═════ Recorded data

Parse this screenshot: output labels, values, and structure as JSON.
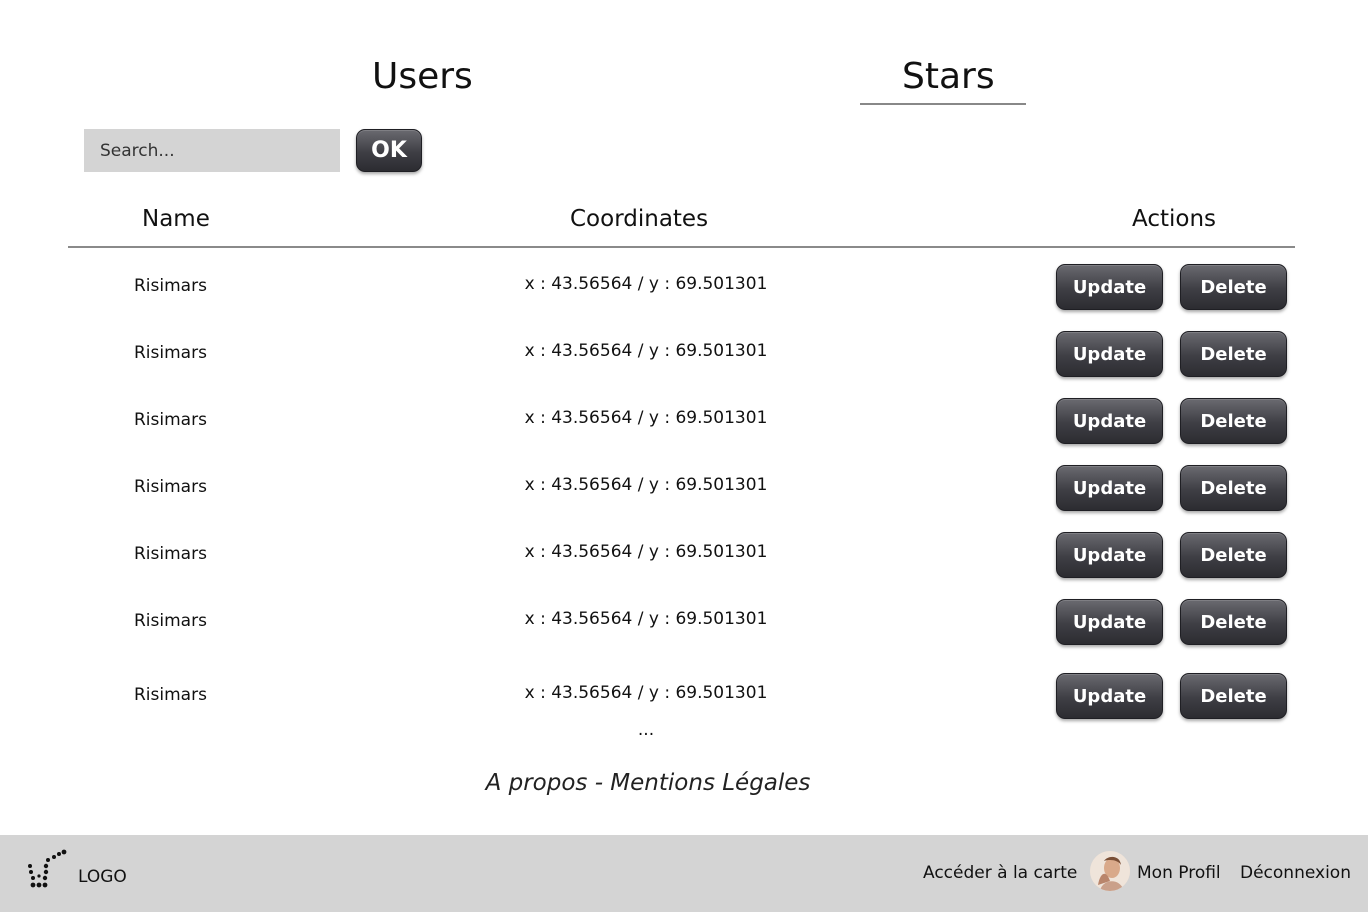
{
  "tabs": {
    "users_label": "Users",
    "stars_label": "Stars",
    "active": "Stars"
  },
  "search": {
    "placeholder": "Search...",
    "value": "",
    "ok_label": "OK"
  },
  "table": {
    "columns": [
      "Name",
      "Coordinates",
      "Actions"
    ],
    "rows": [
      {
        "name": "Risimars",
        "coordinates": "x : 43.56564 / y : 69.501301"
      },
      {
        "name": "Risimars",
        "coordinates": "x : 43.56564 / y : 69.501301"
      },
      {
        "name": "Risimars",
        "coordinates": "x : 43.56564 / y : 69.501301"
      },
      {
        "name": "Risimars",
        "coordinates": "x : 43.56564 / y : 69.501301"
      },
      {
        "name": "Risimars",
        "coordinates": "x : 43.56564 / y : 69.501301"
      },
      {
        "name": "Risimars",
        "coordinates": "x : 43.56564 / y : 69.501301"
      },
      {
        "name": "Risimars",
        "coordinates": "x : 43.56564 / y : 69.501301"
      }
    ],
    "update_label": "Update",
    "delete_label": "Delete",
    "more_indicator": "..."
  },
  "legal_link": "A propos - Mentions Légales",
  "footer": {
    "logo_text": "LOGO",
    "map_link": "Accéder à la carte",
    "profile_link": "Mon Profil",
    "logout_link": "Déconnexion"
  },
  "colors": {
    "button_dark": "#3e3e44",
    "footer_bg": "#d4d4d4",
    "search_bg": "#d4d4d4"
  }
}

══════════

Exercise
Retype the whole listing, keeping every line identical and omitting all pictures.

Task answer
Parse this screenshot: output labels, values, and structure as JSON.
{
  "tabs": {
    "users_label": "Users",
    "stars_label": "Stars",
    "active": "Stars"
  },
  "search": {
    "placeholder": "Search...",
    "value": "",
    "ok_label": "OK"
  },
  "table": {
    "columns": [
      "Name",
      "Coordinates",
      "Actions"
    ],
    "rows": [
      {
        "name": "Risimars",
        "coordinates": "x : 43.56564 / y : 69.501301"
      },
      {
        "name": "Risimars",
        "coordinates": "x : 43.56564 / y : 69.501301"
      },
      {
        "name": "Risimars",
        "coordinates": "x : 43.56564 / y : 69.501301"
      },
      {
        "name": "Risimars",
        "coordinates": "x : 43.56564 / y : 69.501301"
      },
      {
        "name": "Risimars",
        "coordinates": "x : 43.56564 / y : 69.501301"
      },
      {
        "name": "Risimars",
        "coordinates": "x : 43.56564 / y : 69.501301"
      },
      {
        "name": "Risimars",
        "coordinates": "x : 43.56564 / y : 69.501301"
      }
    ],
    "update_label": "Update",
    "delete_label": "Delete",
    "more_indicator": "..."
  },
  "legal_link": "A propos - Mentions Légales",
  "footer": {
    "logo_text": "LOGO",
    "map_link": "Accéder à la carte",
    "profile_link": "Mon Profil",
    "logout_link": "Déconnexion"
  },
  "colors": {
    "button_dark": "#3e3e44",
    "footer_bg": "#d4d4d4",
    "search_bg": "#d4d4d4"
  }
}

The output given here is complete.